**WHAT YOU NEED TO DO:**
Reproduce the listing word for word, leaving every picture behind.

**RECORDS TO USE:**
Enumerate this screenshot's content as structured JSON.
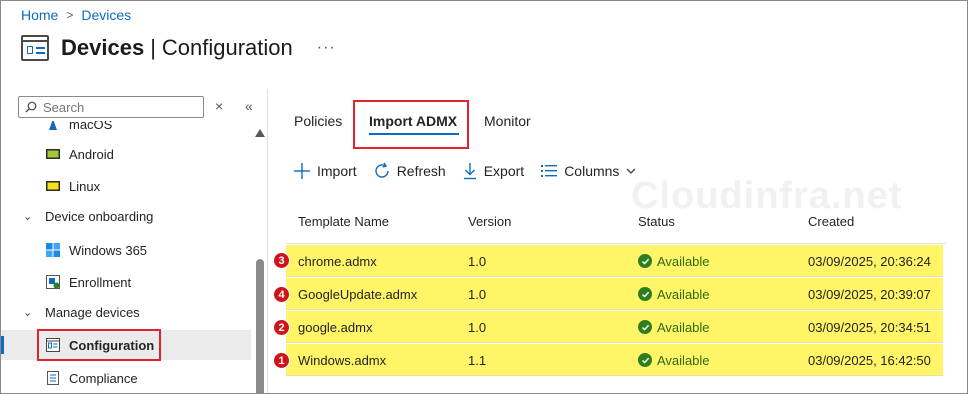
{
  "breadcrumb": {
    "home": "Home",
    "separator": ">",
    "current": "Devices"
  },
  "header": {
    "title_main": "Devices",
    "title_sub": "Configuration",
    "more": "···",
    "icon": "configuration-icon"
  },
  "search": {
    "placeholder": "Search",
    "value": ""
  },
  "sidebar_controls": {
    "clear": "×",
    "collapse": "«"
  },
  "nav": {
    "cut_item": "macOS",
    "android": "Android",
    "linux": "Linux",
    "device_onboarding": "Device onboarding",
    "windows365": "Windows 365",
    "enrollment": "Enrollment",
    "manage_devices": "Manage devices",
    "configuration": "Configuration",
    "compliance": "Compliance"
  },
  "tabs": {
    "policies": "Policies",
    "import_admx": "Import ADMX",
    "monitor": "Monitor"
  },
  "toolbar": {
    "import": "Import",
    "refresh": "Refresh",
    "export": "Export",
    "columns": "Columns"
  },
  "watermark": "Cloudinfra.net",
  "table": {
    "headers": {
      "name": "Template Name",
      "version": "Version",
      "status": "Status",
      "created": "Created"
    },
    "rows": [
      {
        "badge": "3",
        "name": "chrome.admx",
        "version": "1.0",
        "status": "Available",
        "created": "03/09/2025, 20:36:24"
      },
      {
        "badge": "4",
        "name": "GoogleUpdate.admx",
        "version": "1.0",
        "status": "Available",
        "created": "03/09/2025, 20:39:07"
      },
      {
        "badge": "2",
        "name": "google.admx",
        "version": "1.0",
        "status": "Available",
        "created": "03/09/2025, 20:34:51"
      },
      {
        "badge": "1",
        "name": "Windows.admx",
        "version": "1.1",
        "status": "Available",
        "created": "03/09/2025, 16:42:50"
      }
    ]
  },
  "colors": {
    "accent": "#0f6cbd",
    "highlight": "#fff566",
    "annotation": "#e0242f",
    "status_ok": "#2e7d1e"
  }
}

**EXERCISE SOLUTION:**
Enumerate this screenshot's content as structured JSON.
{
  "breadcrumb": {
    "home": "Home",
    "separator": ">",
    "current": "Devices"
  },
  "header": {
    "title_main": "Devices",
    "title_sub": "Configuration",
    "more": "···",
    "icon": "configuration-icon"
  },
  "search": {
    "placeholder": "Search",
    "value": ""
  },
  "sidebar_controls": {
    "clear": "×",
    "collapse": "«"
  },
  "nav": {
    "cut_item": "macOS",
    "android": "Android",
    "linux": "Linux",
    "device_onboarding": "Device onboarding",
    "windows365": "Windows 365",
    "enrollment": "Enrollment",
    "manage_devices": "Manage devices",
    "configuration": "Configuration",
    "compliance": "Compliance"
  },
  "tabs": {
    "policies": "Policies",
    "import_admx": "Import ADMX",
    "monitor": "Monitor"
  },
  "toolbar": {
    "import": "Import",
    "refresh": "Refresh",
    "export": "Export",
    "columns": "Columns"
  },
  "watermark": "Cloudinfra.net",
  "table": {
    "headers": {
      "name": "Template Name",
      "version": "Version",
      "status": "Status",
      "created": "Created"
    },
    "rows": [
      {
        "badge": "3",
        "name": "chrome.admx",
        "version": "1.0",
        "status": "Available",
        "created": "03/09/2025, 20:36:24"
      },
      {
        "badge": "4",
        "name": "GoogleUpdate.admx",
        "version": "1.0",
        "status": "Available",
        "created": "03/09/2025, 20:39:07"
      },
      {
        "badge": "2",
        "name": "google.admx",
        "version": "1.0",
        "status": "Available",
        "created": "03/09/2025, 20:34:51"
      },
      {
        "badge": "1",
        "name": "Windows.admx",
        "version": "1.1",
        "status": "Available",
        "created": "03/09/2025, 16:42:50"
      }
    ]
  },
  "colors": {
    "accent": "#0f6cbd",
    "highlight": "#fff566",
    "annotation": "#e0242f",
    "status_ok": "#2e7d1e"
  }
}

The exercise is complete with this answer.